Exercise description: Could you give every record again, exactly as it reads?

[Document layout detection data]
----------------------------------------

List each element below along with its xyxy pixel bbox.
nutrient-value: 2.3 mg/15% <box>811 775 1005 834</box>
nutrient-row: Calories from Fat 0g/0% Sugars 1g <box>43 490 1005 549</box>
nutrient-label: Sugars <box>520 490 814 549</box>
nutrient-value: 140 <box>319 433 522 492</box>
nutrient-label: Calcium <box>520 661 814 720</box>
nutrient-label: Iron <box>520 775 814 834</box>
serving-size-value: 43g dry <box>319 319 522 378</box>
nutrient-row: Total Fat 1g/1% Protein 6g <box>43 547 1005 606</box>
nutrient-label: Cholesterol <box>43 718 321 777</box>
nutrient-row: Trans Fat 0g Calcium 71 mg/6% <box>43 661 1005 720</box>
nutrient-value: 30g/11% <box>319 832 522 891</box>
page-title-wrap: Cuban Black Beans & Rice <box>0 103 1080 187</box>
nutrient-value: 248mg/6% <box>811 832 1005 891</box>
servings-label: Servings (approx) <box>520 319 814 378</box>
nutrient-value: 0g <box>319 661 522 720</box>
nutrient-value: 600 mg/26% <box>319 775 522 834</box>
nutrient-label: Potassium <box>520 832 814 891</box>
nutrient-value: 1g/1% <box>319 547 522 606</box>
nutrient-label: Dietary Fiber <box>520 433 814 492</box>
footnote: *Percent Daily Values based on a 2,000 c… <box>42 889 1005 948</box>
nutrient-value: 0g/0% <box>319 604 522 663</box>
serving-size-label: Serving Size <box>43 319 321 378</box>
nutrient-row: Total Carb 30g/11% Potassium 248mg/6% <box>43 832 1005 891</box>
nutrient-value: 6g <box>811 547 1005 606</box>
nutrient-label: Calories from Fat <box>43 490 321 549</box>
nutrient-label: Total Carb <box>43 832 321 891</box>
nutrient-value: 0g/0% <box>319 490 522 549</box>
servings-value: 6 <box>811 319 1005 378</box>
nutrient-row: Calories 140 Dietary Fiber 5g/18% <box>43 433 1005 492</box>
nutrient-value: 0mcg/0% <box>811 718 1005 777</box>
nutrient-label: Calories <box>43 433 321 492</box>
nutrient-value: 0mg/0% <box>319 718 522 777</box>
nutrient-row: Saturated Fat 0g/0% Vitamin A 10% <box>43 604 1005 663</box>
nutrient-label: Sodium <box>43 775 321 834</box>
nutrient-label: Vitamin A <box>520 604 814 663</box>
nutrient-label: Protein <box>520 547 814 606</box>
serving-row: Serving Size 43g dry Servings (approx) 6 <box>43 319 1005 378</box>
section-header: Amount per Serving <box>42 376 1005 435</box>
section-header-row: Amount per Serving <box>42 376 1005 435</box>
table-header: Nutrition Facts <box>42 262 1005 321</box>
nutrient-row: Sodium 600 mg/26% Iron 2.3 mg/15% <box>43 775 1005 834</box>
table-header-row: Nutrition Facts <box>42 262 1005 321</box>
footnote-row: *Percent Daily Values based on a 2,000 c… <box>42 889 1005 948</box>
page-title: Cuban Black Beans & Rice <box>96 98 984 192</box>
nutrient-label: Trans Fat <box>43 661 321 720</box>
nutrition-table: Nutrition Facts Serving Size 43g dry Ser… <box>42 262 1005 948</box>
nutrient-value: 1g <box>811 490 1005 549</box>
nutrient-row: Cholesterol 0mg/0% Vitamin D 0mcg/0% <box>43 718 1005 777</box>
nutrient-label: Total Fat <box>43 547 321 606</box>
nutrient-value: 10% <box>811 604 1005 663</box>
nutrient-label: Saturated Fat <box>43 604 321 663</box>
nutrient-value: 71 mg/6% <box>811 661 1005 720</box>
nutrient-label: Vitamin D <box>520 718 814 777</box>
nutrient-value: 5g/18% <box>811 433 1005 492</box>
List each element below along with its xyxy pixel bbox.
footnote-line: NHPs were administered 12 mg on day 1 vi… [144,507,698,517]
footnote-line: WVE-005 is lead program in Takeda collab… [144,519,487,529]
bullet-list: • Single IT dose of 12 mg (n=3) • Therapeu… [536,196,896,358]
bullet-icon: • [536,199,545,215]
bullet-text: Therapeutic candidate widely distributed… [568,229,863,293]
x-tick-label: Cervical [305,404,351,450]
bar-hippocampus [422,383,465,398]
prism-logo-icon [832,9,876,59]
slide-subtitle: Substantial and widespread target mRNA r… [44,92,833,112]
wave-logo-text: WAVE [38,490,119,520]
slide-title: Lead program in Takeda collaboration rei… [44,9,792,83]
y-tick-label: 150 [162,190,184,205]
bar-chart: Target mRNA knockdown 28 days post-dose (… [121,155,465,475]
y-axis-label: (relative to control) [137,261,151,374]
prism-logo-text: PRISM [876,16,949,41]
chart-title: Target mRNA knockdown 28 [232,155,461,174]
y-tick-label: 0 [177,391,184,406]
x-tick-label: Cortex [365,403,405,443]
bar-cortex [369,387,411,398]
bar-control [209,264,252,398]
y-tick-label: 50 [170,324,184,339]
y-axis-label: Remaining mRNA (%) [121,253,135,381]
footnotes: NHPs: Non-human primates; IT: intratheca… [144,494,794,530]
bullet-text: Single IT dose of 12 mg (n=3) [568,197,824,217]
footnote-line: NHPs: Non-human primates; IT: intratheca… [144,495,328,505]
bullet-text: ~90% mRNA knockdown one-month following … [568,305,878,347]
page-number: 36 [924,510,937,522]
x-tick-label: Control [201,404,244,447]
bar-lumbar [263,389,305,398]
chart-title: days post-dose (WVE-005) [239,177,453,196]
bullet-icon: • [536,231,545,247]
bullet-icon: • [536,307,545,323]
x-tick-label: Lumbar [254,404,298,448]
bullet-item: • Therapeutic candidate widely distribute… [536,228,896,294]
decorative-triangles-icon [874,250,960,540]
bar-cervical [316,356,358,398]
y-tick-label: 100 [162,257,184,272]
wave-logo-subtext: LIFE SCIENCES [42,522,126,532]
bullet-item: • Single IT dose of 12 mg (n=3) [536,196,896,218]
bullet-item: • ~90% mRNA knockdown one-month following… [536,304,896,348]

----------------------------------------

Written response:
List each element below along with its xyxy pixel bbox.
nutrient-value: 2.3 mg/15% <box>811 775 1005 834</box>
nutrient-row: Calories from Fat 0g/0% Sugars 1g <box>43 490 1005 549</box>
nutrient-label: Sugars <box>520 490 814 549</box>
nutrient-value: 140 <box>319 433 522 492</box>
nutrient-label: Calcium <box>520 661 814 720</box>
nutrient-label: Iron <box>520 775 814 834</box>
serving-size-value: 43g dry <box>319 319 522 378</box>
nutrient-row: Total Fat 1g/1% Protein 6g <box>43 547 1005 606</box>
nutrient-label: Cholesterol <box>43 718 321 777</box>
nutrient-row: Trans Fat 0g Calcium 71 mg/6% <box>43 661 1005 720</box>
nutrient-value: 30g/11% <box>319 832 522 891</box>
page-title-wrap: Cuban Black Beans & Rice <box>0 103 1080 187</box>
nutrient-value: 248mg/6% <box>811 832 1005 891</box>
servings-label: Servings (approx) <box>520 319 814 378</box>
nutrient-value: 0g <box>319 661 522 720</box>
nutrient-value: 600 mg/26% <box>319 775 522 834</box>
nutrient-label: Potassium <box>520 832 814 891</box>
nutrient-value: 1g/1% <box>319 547 522 606</box>
nutrient-label: Dietary Fiber <box>520 433 814 492</box>
footnote: *Percent Daily Values based on a 2,000 c… <box>42 889 1005 948</box>
nutrient-value: 0g/0% <box>319 604 522 663</box>
serving-size-label: Serving Size <box>43 319 321 378</box>
nutrient-row: Total Carb 30g/11% Potassium 248mg/6% <box>43 832 1005 891</box>
nutrient-value: 6g <box>811 547 1005 606</box>
nutrient-label: Calories from Fat <box>43 490 321 549</box>
nutrient-label: Total Carb <box>43 832 321 891</box>
nutrient-value: 0g/0% <box>319 490 522 549</box>
servings-value: 6 <box>811 319 1005 378</box>
nutrient-row: Calories 140 Dietary Fiber 5g/18% <box>43 433 1005 492</box>
nutrient-value: 0mcg/0% <box>811 718 1005 777</box>
nutrient-label: Calories <box>43 433 321 492</box>
nutrient-value: 0mg/0% <box>319 718 522 777</box>
nutrient-row: Saturated Fat 0g/0% Vitamin A 10% <box>43 604 1005 663</box>
nutrient-label: Sodium <box>43 775 321 834</box>
nutrient-label: Vitamin A <box>520 604 814 663</box>
nutrient-label: Protein <box>520 547 814 606</box>
serving-row: Serving Size 43g dry Servings (approx) 6 <box>43 319 1005 378</box>
section-header: Amount per Serving <box>42 376 1005 435</box>
section-header-row: Amount per Serving <box>42 376 1005 435</box>
table-header: Nutrition Facts <box>42 262 1005 321</box>
nutrient-row: Sodium 600 mg/26% Iron 2.3 mg/15% <box>43 775 1005 834</box>
table-header-row: Nutrition Facts <box>42 262 1005 321</box>
footnote-row: *Percent Daily Values based on a 2,000 c… <box>42 889 1005 948</box>
page-title: Cuban Black Beans & Rice <box>96 98 984 192</box>
nutrient-label: Trans Fat <box>43 661 321 720</box>
nutrition-table: Nutrition Facts Serving Size 43g dry Ser… <box>42 262 1005 948</box>
nutrient-value: 1g <box>811 490 1005 549</box>
nutrient-row: Cholesterol 0mg/0% Vitamin D 0mcg/0% <box>43 718 1005 777</box>
nutrient-label: Total Fat <box>43 547 321 606</box>
nutrient-value: 10% <box>811 604 1005 663</box>
nutrient-label: Saturated Fat <box>43 604 321 663</box>
nutrient-value: 71 mg/6% <box>811 661 1005 720</box>
nutrient-label: Vitamin D <box>520 718 814 777</box>
nutrient-value: 5g/18% <box>811 433 1005 492</box>
List each element below along with its xyxy pixel bbox.
footnote-line: NHPs were administered 12 mg on day 1 vi… [144,507,698,517]
footnote-line: WVE-005 is lead program in Takeda collab… [144,519,487,529]
bullet-list: • Single IT dose of 12 mg (n=3) • Therapeu… [536,196,896,358]
bullet-icon: • [536,199,545,215]
bullet-text: Therapeutic candidate widely distributed… [568,229,863,293]
x-tick-label: Cervical [305,404,351,450]
bar-hippocampus [422,383,465,398]
prism-logo-icon [832,9,876,59]
slide-subtitle: Substantial and widespread target mRNA r… [44,92,833,112]
wave-logo-text: WAVE [38,490,119,520]
slide-title: Lead program in Takeda collaboration rei… [44,9,792,83]
y-tick-label: 150 [162,190,184,205]
bar-chart: Target mRNA knockdown 28 days post-dose (… [121,155,465,475]
y-axis-label: (relative to control) [137,261,151,374]
prism-logo-text: PRISM [876,16,949,41]
chart-title: Target mRNA knockdown 28 [232,155,461,174]
y-tick-label: 0 [177,391,184,406]
x-tick-label: Cortex [365,403,405,443]
bar-cortex [369,387,411,398]
bar-control [209,264,252,398]
y-tick-label: 50 [170,324,184,339]
y-axis-label: Remaining mRNA (%) [121,253,135,381]
footnotes: NHPs: Non-human primates; IT: intratheca… [144,494,794,530]
bullet-text: Single IT dose of 12 mg (n=3) [568,197,824,217]
footnote-line: NHPs: Non-human primates; IT: intratheca… [144,495,328,505]
bullet-text: ~90% mRNA knockdown one-month following … [568,305,878,347]
page-number: 36 [924,510,937,522]
x-tick-label: Control [201,404,244,447]
bar-lumbar [263,389,305,398]
chart-title: days post-dose (WVE-005) [239,177,453,196]
bullet-icon: • [536,231,545,247]
bullet-icon: • [536,307,545,323]
x-tick-label: Lumbar [254,404,298,448]
bullet-item: • Therapeutic candidate widely distribute… [536,228,896,294]
decorative-triangles-icon [874,250,960,540]
bar-cervical [316,356,358,398]
y-tick-label: 100 [162,257,184,272]
wave-logo-subtext: LIFE SCIENCES [42,522,126,532]
bullet-item: • Single IT dose of 12 mg (n=3) [536,196,896,218]
bullet-item: • ~90% mRNA knockdown one-month following… [536,304,896,348]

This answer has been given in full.